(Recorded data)
# # # # # # #

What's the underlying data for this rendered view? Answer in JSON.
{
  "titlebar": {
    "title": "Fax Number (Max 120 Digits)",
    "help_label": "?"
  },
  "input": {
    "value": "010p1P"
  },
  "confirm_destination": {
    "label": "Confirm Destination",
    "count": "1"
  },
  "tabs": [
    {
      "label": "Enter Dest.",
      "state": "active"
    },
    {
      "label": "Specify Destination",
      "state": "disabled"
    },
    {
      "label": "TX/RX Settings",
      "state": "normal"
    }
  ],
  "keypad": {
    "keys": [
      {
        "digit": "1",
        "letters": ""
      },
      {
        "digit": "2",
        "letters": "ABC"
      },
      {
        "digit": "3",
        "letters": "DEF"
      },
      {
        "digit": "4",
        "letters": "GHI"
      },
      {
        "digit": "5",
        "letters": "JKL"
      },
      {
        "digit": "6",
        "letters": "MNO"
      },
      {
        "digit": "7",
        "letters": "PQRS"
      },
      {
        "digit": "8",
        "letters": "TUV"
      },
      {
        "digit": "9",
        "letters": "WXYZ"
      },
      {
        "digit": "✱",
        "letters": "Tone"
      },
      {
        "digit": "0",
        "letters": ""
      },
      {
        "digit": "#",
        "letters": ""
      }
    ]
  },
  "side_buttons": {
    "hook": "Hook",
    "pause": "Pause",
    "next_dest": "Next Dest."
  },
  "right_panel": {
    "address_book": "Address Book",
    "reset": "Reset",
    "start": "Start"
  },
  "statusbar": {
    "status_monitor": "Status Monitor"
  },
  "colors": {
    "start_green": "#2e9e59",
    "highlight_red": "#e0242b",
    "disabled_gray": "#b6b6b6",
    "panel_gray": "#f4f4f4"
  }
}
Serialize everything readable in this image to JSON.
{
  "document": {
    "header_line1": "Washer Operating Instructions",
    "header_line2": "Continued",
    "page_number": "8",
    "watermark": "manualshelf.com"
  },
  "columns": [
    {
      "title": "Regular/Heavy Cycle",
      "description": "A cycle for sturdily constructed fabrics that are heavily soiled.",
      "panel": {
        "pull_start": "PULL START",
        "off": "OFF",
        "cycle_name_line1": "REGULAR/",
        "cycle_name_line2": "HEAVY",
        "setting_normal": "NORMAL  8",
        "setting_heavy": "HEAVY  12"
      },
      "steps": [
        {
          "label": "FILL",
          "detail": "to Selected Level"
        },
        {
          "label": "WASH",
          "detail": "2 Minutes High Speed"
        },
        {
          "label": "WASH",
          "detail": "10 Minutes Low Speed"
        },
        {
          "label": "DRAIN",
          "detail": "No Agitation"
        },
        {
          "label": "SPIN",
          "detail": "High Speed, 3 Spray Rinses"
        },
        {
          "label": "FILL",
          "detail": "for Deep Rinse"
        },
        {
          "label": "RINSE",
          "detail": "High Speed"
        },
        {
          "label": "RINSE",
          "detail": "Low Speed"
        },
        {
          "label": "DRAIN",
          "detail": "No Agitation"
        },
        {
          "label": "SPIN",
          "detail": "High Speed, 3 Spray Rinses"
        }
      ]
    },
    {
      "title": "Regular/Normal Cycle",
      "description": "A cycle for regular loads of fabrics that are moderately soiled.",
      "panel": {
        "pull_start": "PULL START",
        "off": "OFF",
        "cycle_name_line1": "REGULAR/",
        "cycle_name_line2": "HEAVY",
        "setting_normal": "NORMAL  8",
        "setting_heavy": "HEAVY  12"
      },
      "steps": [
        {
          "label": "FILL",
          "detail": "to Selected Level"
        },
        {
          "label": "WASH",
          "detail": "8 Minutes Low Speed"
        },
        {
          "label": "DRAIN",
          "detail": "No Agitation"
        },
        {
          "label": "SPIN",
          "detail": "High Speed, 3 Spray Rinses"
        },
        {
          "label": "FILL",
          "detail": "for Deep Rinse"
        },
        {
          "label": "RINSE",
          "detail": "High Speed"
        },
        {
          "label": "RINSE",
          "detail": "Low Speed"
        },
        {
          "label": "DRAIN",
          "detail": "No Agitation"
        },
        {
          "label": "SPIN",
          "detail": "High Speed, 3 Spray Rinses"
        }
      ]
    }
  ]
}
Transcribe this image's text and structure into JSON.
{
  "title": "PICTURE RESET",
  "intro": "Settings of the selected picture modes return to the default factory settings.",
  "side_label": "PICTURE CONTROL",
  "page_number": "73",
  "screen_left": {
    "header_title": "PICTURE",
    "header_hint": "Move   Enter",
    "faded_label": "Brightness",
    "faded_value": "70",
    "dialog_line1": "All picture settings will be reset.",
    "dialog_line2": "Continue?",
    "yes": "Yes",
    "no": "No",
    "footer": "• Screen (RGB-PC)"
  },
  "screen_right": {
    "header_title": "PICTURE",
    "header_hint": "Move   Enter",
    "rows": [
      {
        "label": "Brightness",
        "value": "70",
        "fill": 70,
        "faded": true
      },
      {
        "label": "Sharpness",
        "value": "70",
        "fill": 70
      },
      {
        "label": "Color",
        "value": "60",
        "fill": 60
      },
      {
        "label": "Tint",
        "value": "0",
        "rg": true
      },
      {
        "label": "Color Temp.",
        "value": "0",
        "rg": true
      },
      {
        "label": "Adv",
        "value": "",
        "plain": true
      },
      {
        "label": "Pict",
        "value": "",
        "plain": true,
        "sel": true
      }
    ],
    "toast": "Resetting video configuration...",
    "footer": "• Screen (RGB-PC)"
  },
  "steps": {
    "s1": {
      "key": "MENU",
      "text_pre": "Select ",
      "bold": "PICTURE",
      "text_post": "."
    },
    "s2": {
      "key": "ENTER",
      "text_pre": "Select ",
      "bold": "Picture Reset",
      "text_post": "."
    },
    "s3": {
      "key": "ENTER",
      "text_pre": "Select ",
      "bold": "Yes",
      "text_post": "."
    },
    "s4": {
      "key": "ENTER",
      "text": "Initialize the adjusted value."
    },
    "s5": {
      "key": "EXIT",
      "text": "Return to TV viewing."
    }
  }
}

# # # # # # #

From the entries above, select each line containing the string "bold".

      "bold": "PICTURE",
      "bold": "Picture Reset",
      "bold": "Yes",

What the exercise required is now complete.